| Data shown |

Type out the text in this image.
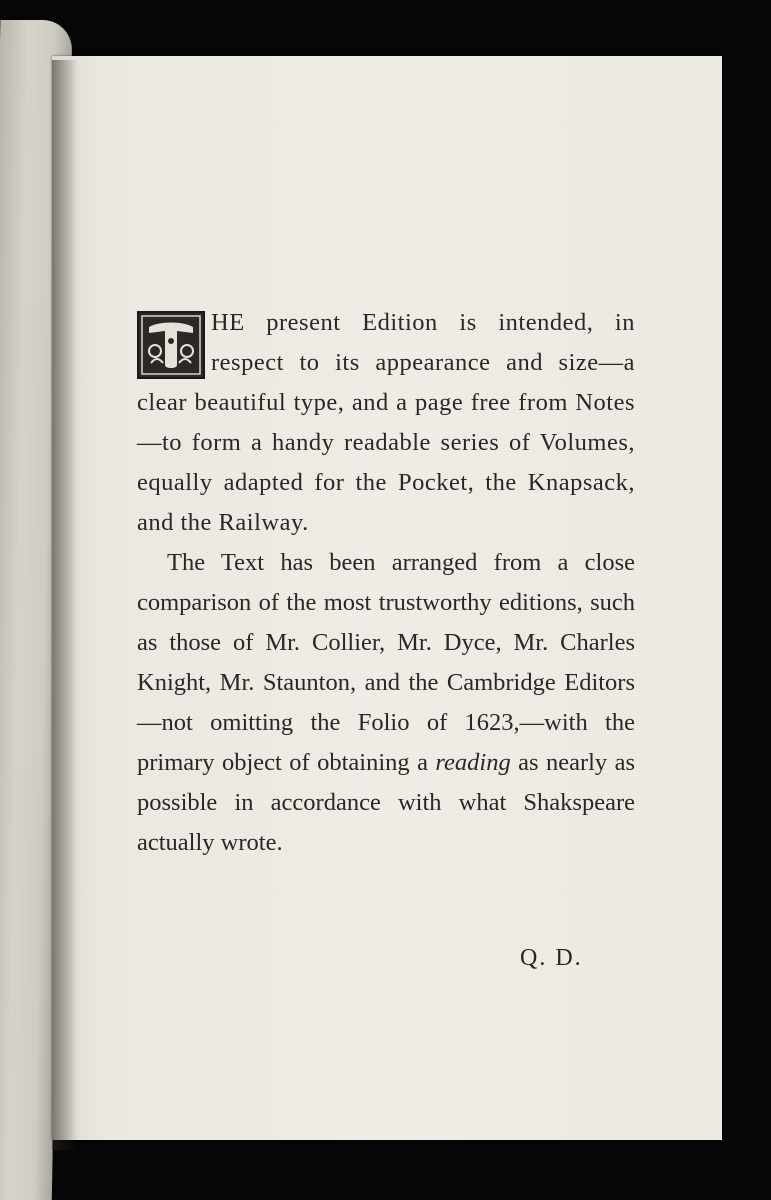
HE present Edition is intended, in respect to its appearance and size—a clear beautiful type, and a page free from Notes—to form a handy readable series of Volumes, equally adapted for the Pocket, the Knapsack, and the Railway.

The Text has been arranged from a close comparison of the most trustworthy editions, such as those of Mr. Collier, Mr. Dyce, Mr. Charles Knight, Mr. Staunton, and the Cambridge Editors—not omitting the Folio of 1623,—with the primary object of obtaining a reading as nearly as possible in accordance with what Shakspeare actually wrote.

Q. D.
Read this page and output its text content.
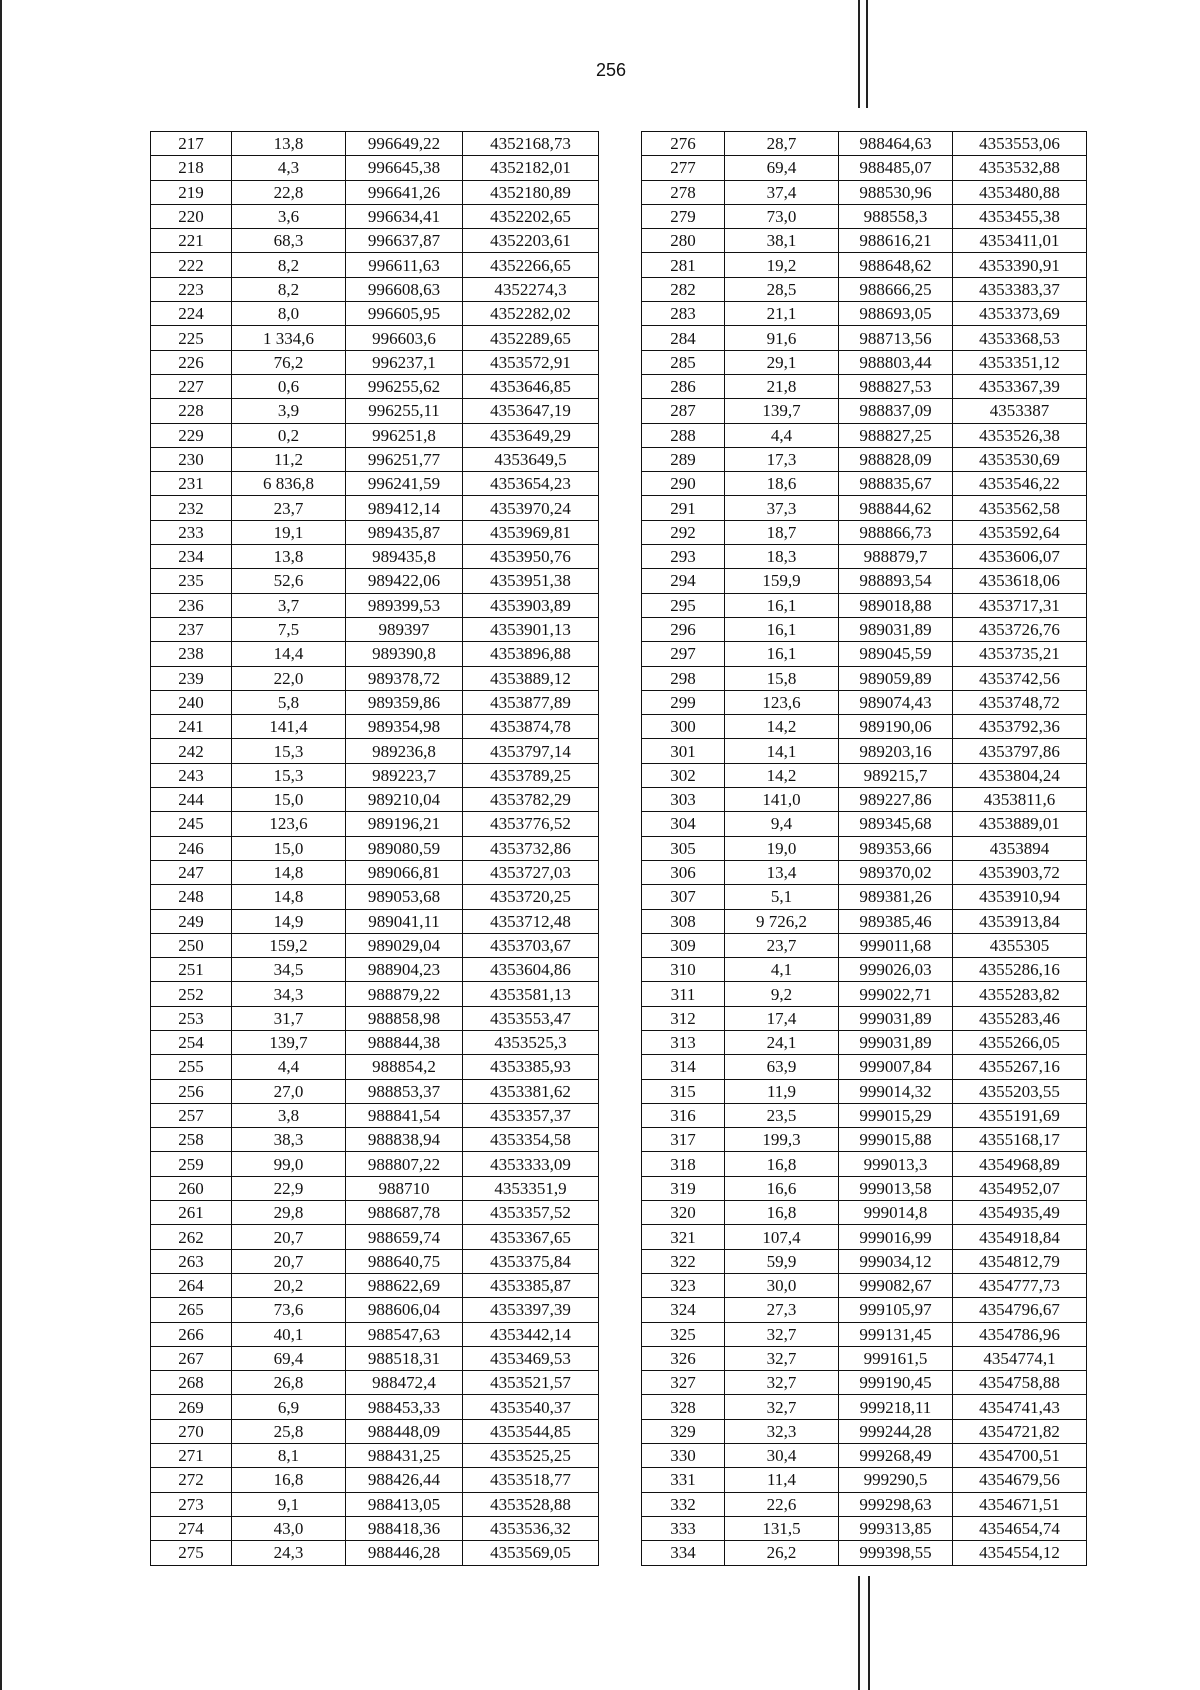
256
217	13,8	996649,22	4352168,73
218	4,3	996645,38	4352182,01
219	22,8	996641,26	4352180,89
220	3,6	996634,41	4352202,65
221	68,3	996637,87	4352203,61
222	8,2	996611,63	4352266,65
223	8,2	996608,63	4352274,3
224	8,0	996605,95	4352282,02
225	1 334,6	996603,6	4352289,65
226	76,2	996237,1	4353572,91
227	0,6	996255,62	4353646,85
228	3,9	996255,11	4353647,19
229	0,2	996251,8	4353649,29
230	11,2	996251,77	4353649,5
231	6 836,8	996241,59	4353654,23
232	23,7	989412,14	4353970,24
233	19,1	989435,87	4353969,81
234	13,8	989435,8	4353950,76
235	52,6	989422,06	4353951,38
236	3,7	989399,53	4353903,89
237	7,5	989397	4353901,13
238	14,4	989390,8	4353896,88
239	22,0	989378,72	4353889,12
240	5,8	989359,86	4353877,89
241	141,4	989354,98	4353874,78
242	15,3	989236,8	4353797,14
243	15,3	989223,7	4353789,25
244	15,0	989210,04	4353782,29
245	123,6	989196,21	4353776,52
246	15,0	989080,59	4353732,86
247	14,8	989066,81	4353727,03
248	14,8	989053,68	4353720,25
249	14,9	989041,11	4353712,48
250	159,2	989029,04	4353703,67
251	34,5	988904,23	4353604,86
252	34,3	988879,22	4353581,13
253	31,7	988858,98	4353553,47
254	139,7	988844,38	4353525,3
255	4,4	988854,2	4353385,93
256	27,0	988853,37	4353381,62
257	3,8	988841,54	4353357,37
258	38,3	988838,94	4353354,58
259	99,0	988807,22	4353333,09
260	22,9	988710	4353351,9
261	29,8	988687,78	4353357,52
262	20,7	988659,74	4353367,65
263	20,7	988640,75	4353375,84
264	20,2	988622,69	4353385,87
265	73,6	988606,04	4353397,39
266	40,1	988547,63	4353442,14
267	69,4	988518,31	4353469,53
268	26,8	988472,4	4353521,57
269	6,9	988453,33	4353540,37
270	25,8	988448,09	4353544,85
271	8,1	988431,25	4353525,25
272	16,8	988426,44	4353518,77
273	9,1	988413,05	4353528,88
274	43,0	988418,36	4353536,32
275	24,3	988446,28	4353569,05
276	28,7	988464,63	4353553,06
277	69,4	988485,07	4353532,88
278	37,4	988530,96	4353480,88
279	73,0	988558,3	4353455,38
280	38,1	988616,21	4353411,01
281	19,2	988648,62	4353390,91
282	28,5	988666,25	4353383,37
283	21,1	988693,05	4353373,69
284	91,6	988713,56	4353368,53
285	29,1	988803,44	4353351,12
286	21,8	988827,53	4353367,39
287	139,7	988837,09	4353387
288	4,4	988827,25	4353526,38
289	17,3	988828,09	4353530,69
290	18,6	988835,67	4353546,22
291	37,3	988844,62	4353562,58
292	18,7	988866,73	4353592,64
293	18,3	988879,7	4353606,07
294	159,9	988893,54	4353618,06
295	16,1	989018,88	4353717,31
296	16,1	989031,89	4353726,76
297	16,1	989045,59	4353735,21
298	15,8	989059,89	4353742,56
299	123,6	989074,43	4353748,72
300	14,2	989190,06	4353792,36
301	14,1	989203,16	4353797,86
302	14,2	989215,7	4353804,24
303	141,0	989227,86	4353811,6
304	9,4	989345,68	4353889,01
305	19,0	989353,66	4353894
306	13,4	989370,02	4353903,72
307	5,1	989381,26	4353910,94
308	9 726,2	989385,46	4353913,84
309	23,7	999011,68	4355305
310	4,1	999026,03	4355286,16
311	9,2	999022,71	4355283,82
312	17,4	999031,89	4355283,46
313	24,1	999031,89	4355266,05
314	63,9	999007,84	4355267,16
315	11,9	999014,32	4355203,55
316	23,5	999015,29	4355191,69
317	199,3	999015,88	4355168,17
318	16,8	999013,3	4354968,89
319	16,6	999013,58	4354952,07
320	16,8	999014,8	4354935,49
321	107,4	999016,99	4354918,84
322	59,9	999034,12	4354812,79
323	30,0	999082,67	4354777,73
324	27,3	999105,97	4354796,67
325	32,7	999131,45	4354786,96
326	32,7	999161,5	4354774,1
327	32,7	999190,45	4354758,88
328	32,7	999218,11	4354741,43
329	32,3	999244,28	4354721,82
330	30,4	999268,49	4354700,51
331	11,4	999290,5	4354679,56
332	22,6	999298,63	4354671,51
333	131,5	999313,85	4354654,74
334	26,2	999398,55	4354554,12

| Description of the task |
Repeat the entries exactly. Pictures are excluded from the copy.

| Solution for this exercise |
Type out the text in this image.
HE present Edition is intended, in respect to its appearance and size—a clear beautiful type, and a page free from Notes—to form a handy readable series of Volumes, equally adapted for the Pocket, the Knapsack, and the Railway.

The Text has been arranged from a close comparison of the most trustworthy editions, such as those of Mr. Collier, Mr. Dyce, Mr. Charles Knight, Mr. Staunton, and the Cambridge Editors—not omitting the Folio of 1623,—with the primary object of obtaining a reading as nearly as possible in accordance with what Shakspeare actually wrote.

Q. D.
Read this page and output its text content.
256
217	13,8	996649,22	4352168,73
218	4,3	996645,38	4352182,01
219	22,8	996641,26	4352180,89
220	3,6	996634,41	4352202,65
221	68,3	996637,87	4352203,61
222	8,2	996611,63	4352266,65
223	8,2	996608,63	4352274,3
224	8,0	996605,95	4352282,02
225	1 334,6	996603,6	4352289,65
226	76,2	996237,1	4353572,91
227	0,6	996255,62	4353646,85
228	3,9	996255,11	4353647,19
229	0,2	996251,8	4353649,29
230	11,2	996251,77	4353649,5
231	6 836,8	996241,59	4353654,23
232	23,7	989412,14	4353970,24
233	19,1	989435,87	4353969,81
234	13,8	989435,8	4353950,76
235	52,6	989422,06	4353951,38
236	3,7	989399,53	4353903,89
237	7,5	989397	4353901,13
238	14,4	989390,8	4353896,88
239	22,0	989378,72	4353889,12
240	5,8	989359,86	4353877,89
241	141,4	989354,98	4353874,78
242	15,3	989236,8	4353797,14
243	15,3	989223,7	4353789,25
244	15,0	989210,04	4353782,29
245	123,6	989196,21	4353776,52
246	15,0	989080,59	4353732,86
247	14,8	989066,81	4353727,03
248	14,8	989053,68	4353720,25
249	14,9	989041,11	4353712,48
250	159,2	989029,04	4353703,67
251	34,5	988904,23	4353604,86
252	34,3	988879,22	4353581,13
253	31,7	988858,98	4353553,47
254	139,7	988844,38	4353525,3
255	4,4	988854,2	4353385,93
256	27,0	988853,37	4353381,62
257	3,8	988841,54	4353357,37
258	38,3	988838,94	4353354,58
259	99,0	988807,22	4353333,09
260	22,9	988710	4353351,9
261	29,8	988687,78	4353357,52
262	20,7	988659,74	4353367,65
263	20,7	988640,75	4353375,84
264	20,2	988622,69	4353385,87
265	73,6	988606,04	4353397,39
266	40,1	988547,63	4353442,14
267	69,4	988518,31	4353469,53
268	26,8	988472,4	4353521,57
269	6,9	988453,33	4353540,37
270	25,8	988448,09	4353544,85
271	8,1	988431,25	4353525,25
272	16,8	988426,44	4353518,77
273	9,1	988413,05	4353528,88
274	43,0	988418,36	4353536,32
275	24,3	988446,28	4353569,05
276	28,7	988464,63	4353553,06
277	69,4	988485,07	4353532,88
278	37,4	988530,96	4353480,88
279	73,0	988558,3	4353455,38
280	38,1	988616,21	4353411,01
281	19,2	988648,62	4353390,91
282	28,5	988666,25	4353383,37
283	21,1	988693,05	4353373,69
284	91,6	988713,56	4353368,53
285	29,1	988803,44	4353351,12
286	21,8	988827,53	4353367,39
287	139,7	988837,09	4353387
288	4,4	988827,25	4353526,38
289	17,3	988828,09	4353530,69
290	18,6	988835,67	4353546,22
291	37,3	988844,62	4353562,58
292	18,7	988866,73	4353592,64
293	18,3	988879,7	4353606,07
294	159,9	988893,54	4353618,06
295	16,1	989018,88	4353717,31
296	16,1	989031,89	4353726,76
297	16,1	989045,59	4353735,21
298	15,8	989059,89	4353742,56
299	123,6	989074,43	4353748,72
300	14,2	989190,06	4353792,36
301	14,1	989203,16	4353797,86
302	14,2	989215,7	4353804,24
303	141,0	989227,86	4353811,6
304	9,4	989345,68	4353889,01
305	19,0	989353,66	4353894
306	13,4	989370,02	4353903,72
307	5,1	989381,26	4353910,94
308	9 726,2	989385,46	4353913,84
309	23,7	999011,68	4355305
310	4,1	999026,03	4355286,16
311	9,2	999022,71	4355283,82
312	17,4	999031,89	4355283,46
313	24,1	999031,89	4355266,05
314	63,9	999007,84	4355267,16
315	11,9	999014,32	4355203,55
316	23,5	999015,29	4355191,69
317	199,3	999015,88	4355168,17
318	16,8	999013,3	4354968,89
319	16,6	999013,58	4354952,07
320	16,8	999014,8	4354935,49
321	107,4	999016,99	4354918,84
322	59,9	999034,12	4354812,79
323	30,0	999082,67	4354777,73
324	27,3	999105,97	4354796,67
325	32,7	999131,45	4354786,96
326	32,7	999161,5	4354774,1
327	32,7	999190,45	4354758,88
328	32,7	999218,11	4354741,43
329	32,3	999244,28	4354721,82
330	30,4	999268,49	4354700,51
331	11,4	999290,5	4354679,56
332	22,6	999298,63	4354671,51
333	131,5	999313,85	4354654,74
334	26,2	999398,55	4354554,12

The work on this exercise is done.